■ **Task prompt**: Recast the lines of the listing as a Markdown table with columns Row and Line, starting with the line that contains "- undo-button[interactable]: [130, 58, 156, 84]" and going on through the line that contains "- toolbar-divider: [219, 63, 220, 79]". Include only those lines and leave out any blank ones.

[Spatial layout listing]

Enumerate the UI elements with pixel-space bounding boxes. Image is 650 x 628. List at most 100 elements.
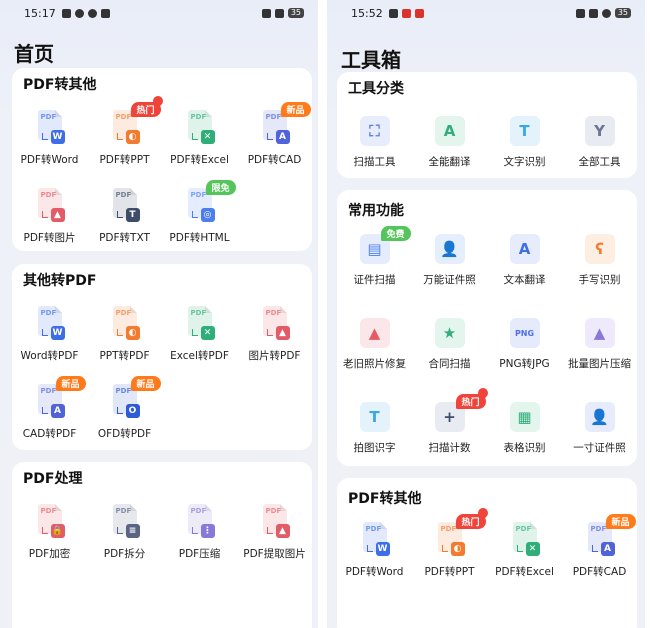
pdf-text-mark: PDF [40,309,57,317]
message-icon [100,8,110,18]
tool-item[interactable]: PDF ▲ PDF提取图片 [235,504,315,561]
convert-arrow-icon [191,133,198,140]
pdf-file-icon: PDF W [360,522,390,556]
tool-item[interactable]: PDF ✕ Excel转PDF [160,306,240,363]
toolbox-screen: 15:52 35 工具箱 工具分类 ⛶ 扫描工具 A 全能翻译 T 文字识别 Y 全部工具 常… [327,0,645,628]
pdf-file-icon: PDF ▲ [35,188,65,222]
tool-label: 万能证件照 [423,274,476,286]
tool-item[interactable]: PDF 🔒 PDF加密 [10,504,90,561]
tool-item[interactable]: PDF ◐ PPT转PDF [85,306,165,363]
pdf-text-mark: PDF [40,507,57,515]
tool-item[interactable]: ★ 合同扫描 [410,318,490,371]
tool-item[interactable]: T 拍图识字 [335,402,415,455]
convert-arrow-icon [116,211,123,218]
tool-label: 证件扫描 [353,274,396,286]
tool-item[interactable]: T 文字识别 [485,116,565,169]
tool-item[interactable]: 👤 一寸证件照 [560,402,640,455]
tool-item[interactable]: PDF ✕ PDF转Excel [160,110,240,167]
tool-item[interactable]: PDF W PDF转Word [10,110,90,167]
convert-arrow-icon [441,545,448,552]
notification-icon [388,8,398,18]
tool-label: 文字识别 [503,156,546,168]
section-title: PDF转其他 [348,491,422,507]
tool-item[interactable]: PDF A PDF转CAD 新品 [560,514,640,579]
pdf-text-mark: PDF [40,113,57,121]
promo-tag: 新品 [55,376,86,391]
tool-item[interactable]: PDF ✕ PDF转Excel [485,522,565,579]
tool-item[interactable]: + 扫描计数 热门 [410,394,490,455]
convert-arrow-icon [191,329,198,336]
pdf-file-icon: PDF ◐ [110,306,140,340]
tool-item[interactable]: ▤ 证件扫描 免费 [335,226,415,287]
tool-label: PDF转Word [345,566,404,578]
pdf-file-icon: PDF ⋮ [185,504,215,538]
tool-item[interactable]: ⛶ 扫描工具 [335,116,415,169]
tool-item[interactable]: PDF W PDF转Word [335,522,415,579]
pdf-file-icon: PDF W [35,110,65,144]
tool-item[interactable]: PDF ◎ PDF转HTML 限免 [160,180,240,245]
tool-item[interactable]: ▲ 批量图片压缩 [560,318,640,371]
tool-label: PPT转PDF [99,350,150,362]
tool-item[interactable]: A 全能翻译 [410,116,490,169]
tool-icon: ▦ [509,402,540,432]
page-title: 工具箱 [341,48,401,72]
tool-item[interactable]: PNG PNG转JPG [485,318,565,371]
format-badge-icon: ◐ [125,326,140,340]
tool-item[interactable]: A 文本翻译 [485,234,565,287]
tool-item[interactable]: Y 全部工具 [560,116,640,169]
convert-arrow-icon [266,527,273,534]
page-title: 首页 [14,42,54,66]
tool-item[interactable]: PDF ▲ PDF转图片 [10,188,90,245]
pdf-text-mark: PDF [115,387,132,395]
format-badge-icon: ◎ [200,208,215,222]
tool-label: PDF转Word [20,154,79,166]
convert-arrow-icon [41,133,48,140]
tool-label: 全部工具 [578,156,621,168]
pdf-text-mark: PDF [115,309,132,317]
convert-arrow-icon [41,407,48,414]
tool-item[interactable]: PDF A CAD转PDF 新品 [10,376,90,441]
tool-label: CAD转PDF [22,428,77,440]
promo-tag: 新品 [280,102,311,117]
convert-arrow-icon [366,545,373,552]
tool-item[interactable]: 👤 万能证件照 [410,234,490,287]
pdf-text-mark: PDF [365,525,382,533]
app-icon [401,8,411,18]
pdf-text-mark: PDF [190,113,207,121]
convert-arrow-icon [41,211,48,218]
status-time: 15:17 [24,6,56,20]
status-time: 15:52 [351,6,383,20]
promo-tag: 热门 [455,394,486,409]
section-pdf-processing: PDF处理 PDF 🔒 PDF加密 PDF ≡ PDF拆分 PDF ⋮ PDF压缩 PDF ▲ PDF… [12,462,312,628]
pdf-text-mark: PDF [265,507,282,515]
promo-tag: 限免 [205,180,236,195]
tool-item[interactable]: PDF ⋮ PDF压缩 [160,504,240,561]
convert-arrow-icon [116,407,123,414]
tool-item[interactable]: PDF ◐ PDF转PPT 热门 [410,514,490,579]
tool-item[interactable]: PDF ◐ PDF转PPT 热门 [85,102,165,167]
tool-label: PDF转PPT [99,154,150,166]
pdf-file-icon: PDF W [35,306,65,340]
tool-item[interactable]: PDF A PDF转CAD 新品 [235,102,315,167]
section-title: PDF处理 [23,471,83,487]
tool-item[interactable]: PDF T PDF转TXT [85,188,165,245]
pdf-file-icon: PDF ≡ [110,504,140,538]
tool-item[interactable]: ▦ 表格识别 [485,402,565,455]
format-badge-icon: ▲ [275,326,290,340]
section-title: 其他转PDF [23,273,97,289]
convert-arrow-icon [41,527,48,534]
format-badge-icon: 🔒 [50,524,65,538]
tool-label: PDF转Excel [495,566,554,578]
tool-item[interactable]: PDF ▲ 图片转PDF [235,306,315,363]
pdf-text-mark: PDF [40,191,57,199]
format-badge-icon: ◐ [125,130,140,144]
tool-item[interactable]: PDF W Word转PDF [10,306,90,363]
tool-label: Excel转PDF [170,350,229,362]
tool-item[interactable]: ʕ 手写识别 [560,234,640,287]
convert-arrow-icon [591,545,598,552]
tool-item[interactable]: ▲ 老旧照片修复 [335,318,415,371]
tool-item[interactable]: PDF ≡ PDF拆分 [85,504,165,561]
pdf-text-mark: PDF [40,387,57,395]
wifi-icon [601,8,611,18]
tool-item[interactable]: PDF O OFD转PDF 新品 [85,376,165,441]
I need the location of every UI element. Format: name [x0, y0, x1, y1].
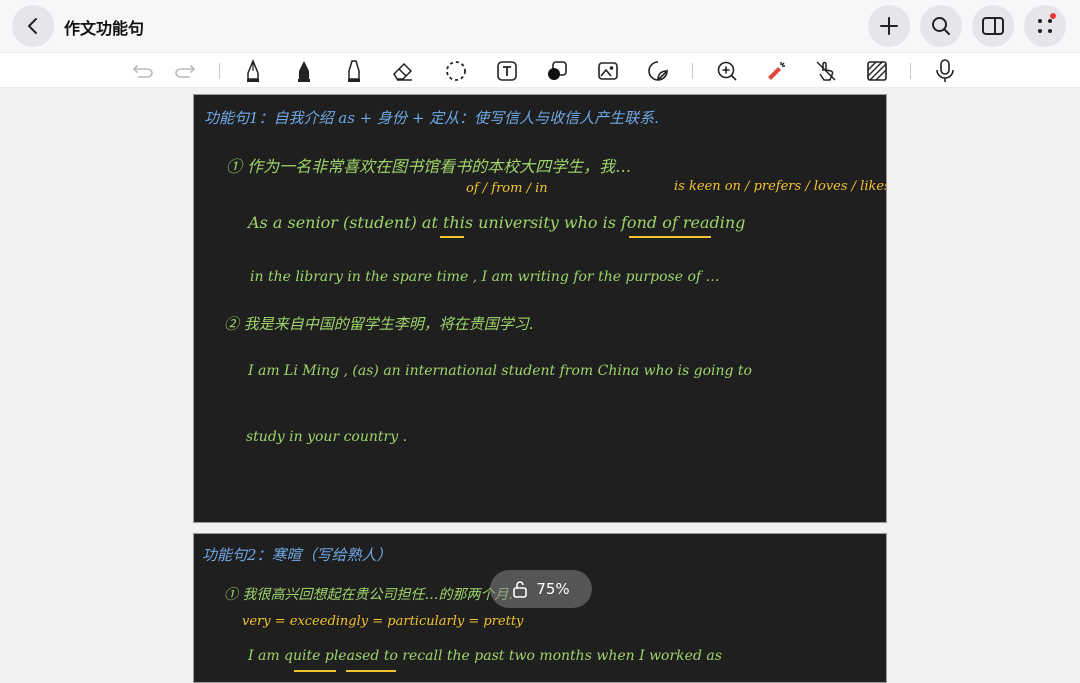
- undo-button[interactable]: [130, 58, 156, 84]
- plus-icon: [880, 17, 898, 35]
- more-button[interactable]: [1024, 5, 1066, 47]
- sidebar-icon: [982, 17, 1004, 35]
- chevron-left-icon: [28, 18, 37, 34]
- item1-annotation-of: of / from / in: [466, 181, 548, 196]
- undo-icon: [132, 65, 153, 78]
- toolbar-divider: [219, 63, 220, 79]
- add-button[interactable]: [868, 5, 910, 47]
- top-bar: 作文功能句: [0, 0, 1080, 52]
- underline-quite: [294, 670, 336, 672]
- redo-button[interactable]: [172, 58, 198, 84]
- search-icon: [932, 17, 950, 35]
- lasso-icon: [446, 61, 466, 81]
- highlighter-icon: [348, 60, 360, 82]
- pattern-icon: [867, 61, 887, 81]
- item2-chinese: ② 我是来自中国的留学生李明，将在贵国学习.: [224, 315, 534, 333]
- section-heading-2: 功能句2：寒暄（写给熟人）: [202, 546, 392, 564]
- sidebar-toggle-button[interactable]: [972, 5, 1014, 47]
- back-button[interactable]: [12, 5, 54, 47]
- shape-tool[interactable]: [544, 58, 570, 84]
- zoom-level: 75%: [536, 580, 570, 598]
- note-page-2[interactable]: 功能句2：寒暄（写给熟人） ① 我很高兴回想起在贵公司担任…的那两个月. ver…: [193, 533, 887, 683]
- marker-tool[interactable]: [291, 58, 317, 84]
- top-actions: [868, 5, 1066, 47]
- underline-at: [440, 236, 464, 238]
- note-page-1[interactable]: 功能句1：自我介绍 as + 身份 + 定从：使写信人与收信人产生联系. ① 作…: [193, 94, 887, 523]
- image-tool[interactable]: [595, 58, 621, 84]
- item1-chinese: ① 作为一名非常喜欢在图书馆看书的本校大四学生，我…: [226, 157, 632, 176]
- hand-touch-icon: [816, 61, 836, 81]
- underline-is-fond-of: [629, 236, 711, 238]
- lasso-tool[interactable]: [443, 58, 469, 84]
- tool-bar: [0, 52, 1080, 88]
- marker-icon: [298, 61, 310, 82]
- redo-icon: [175, 65, 196, 78]
- laser-pointer-tool[interactable]: [763, 58, 789, 84]
- touch-draw-toggle[interactable]: [813, 58, 839, 84]
- fountain-pen-icon: [247, 59, 259, 82]
- zoom-tool[interactable]: [714, 58, 740, 84]
- eraser-tool[interactable]: [390, 58, 416, 84]
- zoom-indicator[interactable]: 75%: [490, 570, 592, 608]
- page2-item1-annotation: very = exceedingly = particularly = pret…: [242, 614, 524, 629]
- notification-dot: [1050, 13, 1056, 19]
- microphone-icon: [936, 59, 954, 82]
- toolbar-divider: [910, 63, 911, 79]
- section-heading-1: 功能句1：自我介绍 as + 身份 + 定从：使写信人与收信人产生联系.: [204, 109, 659, 127]
- text-box-icon: [497, 61, 517, 81]
- item2-english-line1: I am Li Ming , (as) an international stu…: [248, 363, 752, 379]
- toolbar-divider: [692, 63, 693, 79]
- underline-pleased: [346, 670, 396, 672]
- sticker-tool[interactable]: [645, 58, 671, 84]
- item1-english-line1: As a senior (student) at this university…: [248, 213, 746, 232]
- item1-english-line2: in the library in the spare time , I am …: [250, 269, 720, 285]
- text-tool[interactable]: [494, 58, 520, 84]
- page-title: 作文功能句: [64, 19, 145, 38]
- zoom-icon: [717, 61, 737, 81]
- pattern-tool[interactable]: [864, 58, 890, 84]
- page2-item1-chinese: ① 我很高兴回想起在贵公司担任…的那两个月.: [224, 587, 513, 603]
- item1-annotation-keen: is keen on / prefers / loves / likes: [674, 179, 887, 194]
- laser-pointer-icon: [768, 62, 785, 80]
- item2-english-line2: study in your country .: [246, 429, 408, 445]
- shape-icon: [548, 61, 567, 80]
- image-icon: [598, 62, 618, 80]
- voice-record-button[interactable]: [932, 58, 958, 84]
- eraser-icon: [393, 62, 413, 81]
- search-button[interactable]: [920, 5, 962, 47]
- sticker-icon: [648, 61, 668, 81]
- pen-tool[interactable]: [240, 58, 266, 84]
- highlighter-tool[interactable]: [341, 58, 367, 84]
- lock-icon: [513, 581, 528, 598]
- page2-item1-english-line1: I am quite pleased to recall the past tw…: [248, 648, 722, 664]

■ **Full answer**:
| Row | Line |
|---|---|
| 1 | - undo-button[interactable]: [130, 58, 156, 84] |
| 2 | - plus-icon: [880, 17, 898, 35] |
| 3 | - more-button[interactable]: [1024, 5, 1066, 47] |
| 4 | - sidebar-icon: [982, 17, 1004, 35] |
| 5 | - chevron-left-icon: [28, 18, 37, 34] |
| 6 | - item1-annotation-of: of / from / in: [466, 181, 548, 196] |
| 7 | - undo-icon: [132, 65, 153, 78] |
| 8 | - toolbar-divider: [219, 63, 220, 79] |